• Aim
Only the number is wanted: count the lines that include the word "Total".

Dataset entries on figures
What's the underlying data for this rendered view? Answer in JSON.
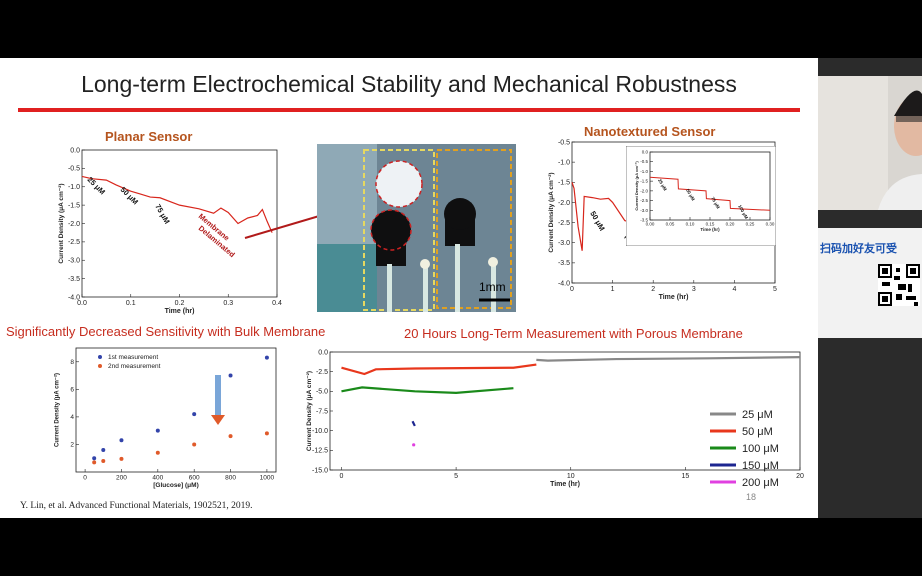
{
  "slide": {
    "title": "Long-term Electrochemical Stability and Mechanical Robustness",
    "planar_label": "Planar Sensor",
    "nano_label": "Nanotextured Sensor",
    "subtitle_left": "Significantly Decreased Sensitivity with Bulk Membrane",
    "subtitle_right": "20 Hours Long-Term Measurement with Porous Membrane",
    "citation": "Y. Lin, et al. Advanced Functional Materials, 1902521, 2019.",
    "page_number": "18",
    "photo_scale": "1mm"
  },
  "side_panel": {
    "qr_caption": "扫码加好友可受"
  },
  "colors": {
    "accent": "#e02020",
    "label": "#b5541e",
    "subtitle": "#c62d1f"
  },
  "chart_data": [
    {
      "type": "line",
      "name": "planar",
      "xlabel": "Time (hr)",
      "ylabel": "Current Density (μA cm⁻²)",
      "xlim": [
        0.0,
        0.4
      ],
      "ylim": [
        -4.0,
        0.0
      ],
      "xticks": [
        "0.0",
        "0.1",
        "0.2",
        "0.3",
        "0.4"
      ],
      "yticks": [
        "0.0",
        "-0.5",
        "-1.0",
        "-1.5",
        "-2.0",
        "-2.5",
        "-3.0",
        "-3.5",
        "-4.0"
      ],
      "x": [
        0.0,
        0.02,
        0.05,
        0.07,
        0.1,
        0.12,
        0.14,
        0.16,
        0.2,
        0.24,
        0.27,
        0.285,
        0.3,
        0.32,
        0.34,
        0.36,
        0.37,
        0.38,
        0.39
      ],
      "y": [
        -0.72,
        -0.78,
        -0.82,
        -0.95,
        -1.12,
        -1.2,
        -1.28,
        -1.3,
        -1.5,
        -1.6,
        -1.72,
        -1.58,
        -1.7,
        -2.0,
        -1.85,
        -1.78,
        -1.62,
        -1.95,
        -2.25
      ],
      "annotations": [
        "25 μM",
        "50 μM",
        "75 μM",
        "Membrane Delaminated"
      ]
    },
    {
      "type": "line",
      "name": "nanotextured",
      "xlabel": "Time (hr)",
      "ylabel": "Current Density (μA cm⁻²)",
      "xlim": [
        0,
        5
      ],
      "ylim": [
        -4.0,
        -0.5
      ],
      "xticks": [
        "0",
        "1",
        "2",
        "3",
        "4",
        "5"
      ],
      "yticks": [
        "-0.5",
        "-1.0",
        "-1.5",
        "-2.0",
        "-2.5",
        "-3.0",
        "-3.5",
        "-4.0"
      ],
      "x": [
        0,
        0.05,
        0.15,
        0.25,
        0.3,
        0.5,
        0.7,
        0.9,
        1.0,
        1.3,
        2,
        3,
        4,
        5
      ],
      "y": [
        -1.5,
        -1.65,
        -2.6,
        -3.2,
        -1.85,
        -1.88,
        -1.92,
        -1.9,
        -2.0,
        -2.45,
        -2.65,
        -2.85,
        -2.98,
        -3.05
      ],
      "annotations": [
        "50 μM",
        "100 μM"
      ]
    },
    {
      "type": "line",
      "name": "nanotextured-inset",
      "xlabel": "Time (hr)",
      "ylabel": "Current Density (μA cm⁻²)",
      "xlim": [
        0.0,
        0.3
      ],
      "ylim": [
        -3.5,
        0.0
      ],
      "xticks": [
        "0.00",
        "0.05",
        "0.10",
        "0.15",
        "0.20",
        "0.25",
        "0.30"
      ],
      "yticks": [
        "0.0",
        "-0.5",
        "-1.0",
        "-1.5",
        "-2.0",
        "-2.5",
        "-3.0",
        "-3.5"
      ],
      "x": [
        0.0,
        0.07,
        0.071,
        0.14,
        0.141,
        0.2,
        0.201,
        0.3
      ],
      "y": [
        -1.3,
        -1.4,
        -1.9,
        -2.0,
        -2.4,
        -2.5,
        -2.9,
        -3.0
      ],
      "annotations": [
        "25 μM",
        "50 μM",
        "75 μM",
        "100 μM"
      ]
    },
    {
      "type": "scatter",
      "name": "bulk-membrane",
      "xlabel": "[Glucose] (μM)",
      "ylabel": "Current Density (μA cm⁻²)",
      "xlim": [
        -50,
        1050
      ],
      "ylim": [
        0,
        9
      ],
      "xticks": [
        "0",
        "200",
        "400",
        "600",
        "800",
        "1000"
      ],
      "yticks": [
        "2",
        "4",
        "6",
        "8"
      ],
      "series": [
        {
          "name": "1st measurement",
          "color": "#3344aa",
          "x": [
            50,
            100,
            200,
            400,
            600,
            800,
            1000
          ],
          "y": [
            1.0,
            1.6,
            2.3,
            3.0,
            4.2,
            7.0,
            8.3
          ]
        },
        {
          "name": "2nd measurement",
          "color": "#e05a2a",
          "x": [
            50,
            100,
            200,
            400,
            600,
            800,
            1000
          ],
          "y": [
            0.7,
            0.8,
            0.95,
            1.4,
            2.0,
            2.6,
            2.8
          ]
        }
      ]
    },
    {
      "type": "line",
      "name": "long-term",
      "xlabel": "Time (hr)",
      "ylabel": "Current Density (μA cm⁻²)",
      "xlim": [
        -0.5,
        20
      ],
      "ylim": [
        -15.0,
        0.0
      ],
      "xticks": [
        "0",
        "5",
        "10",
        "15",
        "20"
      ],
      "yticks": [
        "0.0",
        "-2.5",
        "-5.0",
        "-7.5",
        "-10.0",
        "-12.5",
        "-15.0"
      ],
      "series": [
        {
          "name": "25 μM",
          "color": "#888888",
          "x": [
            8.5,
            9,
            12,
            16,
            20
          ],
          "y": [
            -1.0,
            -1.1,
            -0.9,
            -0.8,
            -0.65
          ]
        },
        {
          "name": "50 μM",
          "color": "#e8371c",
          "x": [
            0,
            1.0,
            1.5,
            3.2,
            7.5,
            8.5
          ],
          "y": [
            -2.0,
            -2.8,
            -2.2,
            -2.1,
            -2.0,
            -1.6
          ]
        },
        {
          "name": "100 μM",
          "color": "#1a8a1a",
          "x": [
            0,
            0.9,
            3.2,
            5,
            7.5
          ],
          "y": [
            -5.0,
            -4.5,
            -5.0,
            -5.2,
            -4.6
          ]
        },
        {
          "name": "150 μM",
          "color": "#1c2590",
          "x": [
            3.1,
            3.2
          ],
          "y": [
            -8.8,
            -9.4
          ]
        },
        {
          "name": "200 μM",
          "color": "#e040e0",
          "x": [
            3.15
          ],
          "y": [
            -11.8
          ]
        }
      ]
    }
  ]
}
...
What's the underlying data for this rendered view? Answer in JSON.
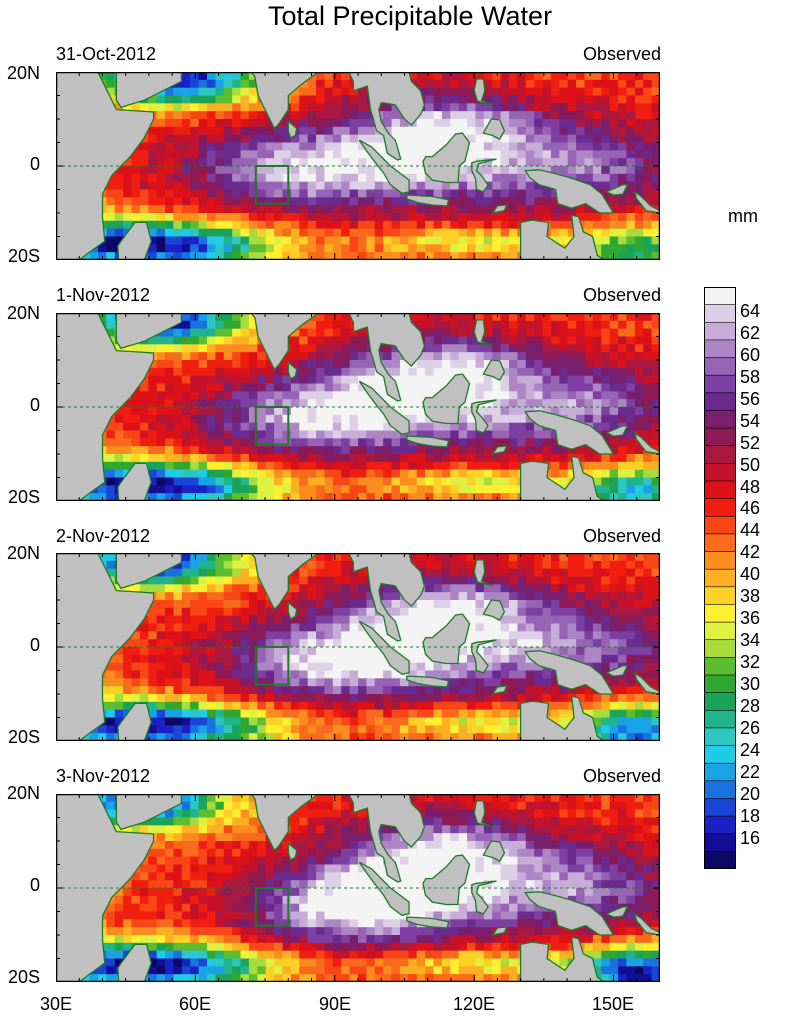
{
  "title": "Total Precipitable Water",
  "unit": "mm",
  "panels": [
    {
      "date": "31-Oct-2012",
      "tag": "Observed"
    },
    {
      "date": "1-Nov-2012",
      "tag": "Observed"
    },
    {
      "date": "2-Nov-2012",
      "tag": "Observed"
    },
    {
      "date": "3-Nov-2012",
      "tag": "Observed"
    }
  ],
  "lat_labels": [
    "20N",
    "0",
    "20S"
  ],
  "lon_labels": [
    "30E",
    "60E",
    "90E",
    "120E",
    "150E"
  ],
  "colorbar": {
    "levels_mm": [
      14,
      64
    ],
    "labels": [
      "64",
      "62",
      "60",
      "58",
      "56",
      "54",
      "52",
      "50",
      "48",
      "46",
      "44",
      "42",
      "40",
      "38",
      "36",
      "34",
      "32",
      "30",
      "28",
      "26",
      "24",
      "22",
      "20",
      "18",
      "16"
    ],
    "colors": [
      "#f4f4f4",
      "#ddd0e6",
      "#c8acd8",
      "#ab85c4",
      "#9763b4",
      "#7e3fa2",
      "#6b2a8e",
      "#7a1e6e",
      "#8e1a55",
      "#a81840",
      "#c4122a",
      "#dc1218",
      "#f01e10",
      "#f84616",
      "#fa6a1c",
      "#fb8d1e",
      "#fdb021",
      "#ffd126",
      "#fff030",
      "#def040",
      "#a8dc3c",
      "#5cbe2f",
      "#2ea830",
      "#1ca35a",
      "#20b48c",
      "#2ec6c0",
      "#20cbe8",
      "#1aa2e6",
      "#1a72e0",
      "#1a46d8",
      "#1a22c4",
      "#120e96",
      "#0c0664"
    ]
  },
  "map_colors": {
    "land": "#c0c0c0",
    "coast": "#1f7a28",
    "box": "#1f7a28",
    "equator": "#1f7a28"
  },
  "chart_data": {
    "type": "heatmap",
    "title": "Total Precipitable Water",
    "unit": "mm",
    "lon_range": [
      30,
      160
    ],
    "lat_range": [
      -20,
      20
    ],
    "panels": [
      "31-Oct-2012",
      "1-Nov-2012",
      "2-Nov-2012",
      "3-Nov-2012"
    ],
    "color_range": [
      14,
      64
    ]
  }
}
--
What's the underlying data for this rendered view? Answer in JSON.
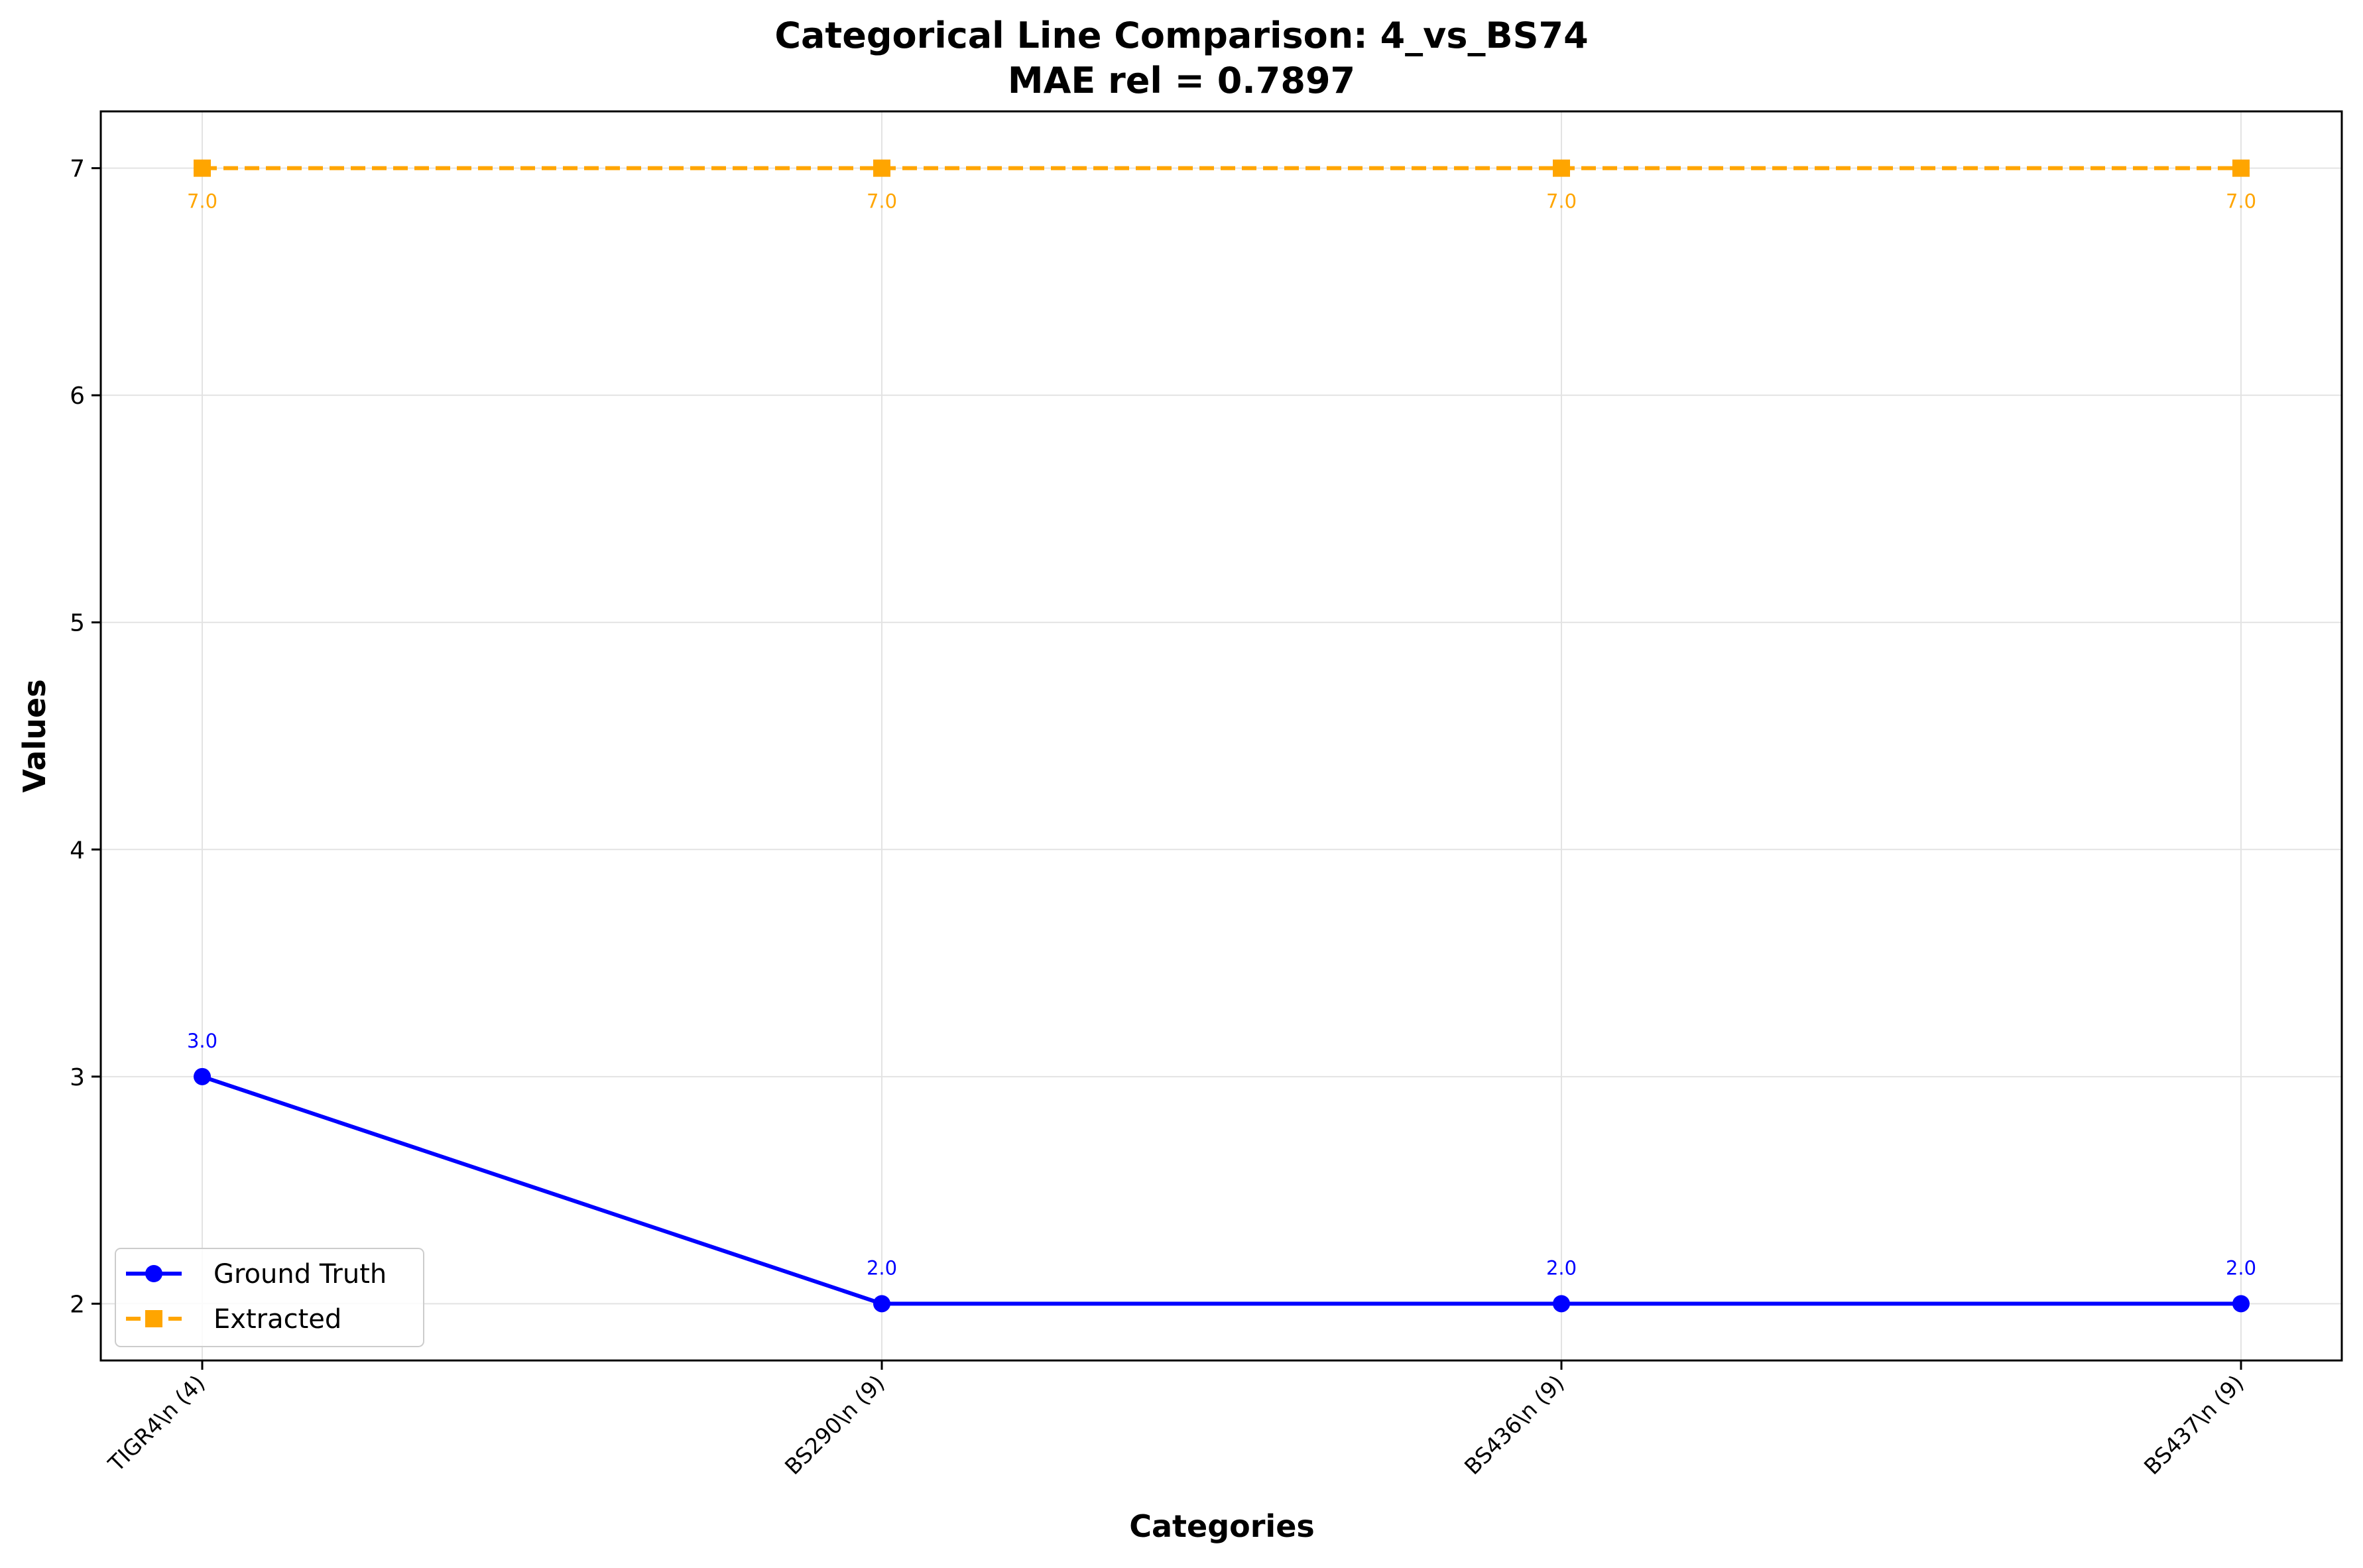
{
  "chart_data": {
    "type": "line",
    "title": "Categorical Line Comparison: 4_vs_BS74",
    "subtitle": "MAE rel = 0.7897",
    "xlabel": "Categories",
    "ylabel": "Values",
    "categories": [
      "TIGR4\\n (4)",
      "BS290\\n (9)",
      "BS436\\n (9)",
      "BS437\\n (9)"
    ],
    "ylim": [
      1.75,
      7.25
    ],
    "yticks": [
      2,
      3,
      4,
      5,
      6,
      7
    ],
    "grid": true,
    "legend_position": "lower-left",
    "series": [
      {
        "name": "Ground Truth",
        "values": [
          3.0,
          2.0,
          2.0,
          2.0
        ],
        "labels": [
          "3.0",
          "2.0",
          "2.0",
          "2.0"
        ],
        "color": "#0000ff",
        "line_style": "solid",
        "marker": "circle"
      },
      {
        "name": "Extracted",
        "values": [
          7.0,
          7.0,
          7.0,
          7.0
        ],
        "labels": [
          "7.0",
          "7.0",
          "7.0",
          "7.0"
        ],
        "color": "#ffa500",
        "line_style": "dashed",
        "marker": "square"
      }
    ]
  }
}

• Task solution
2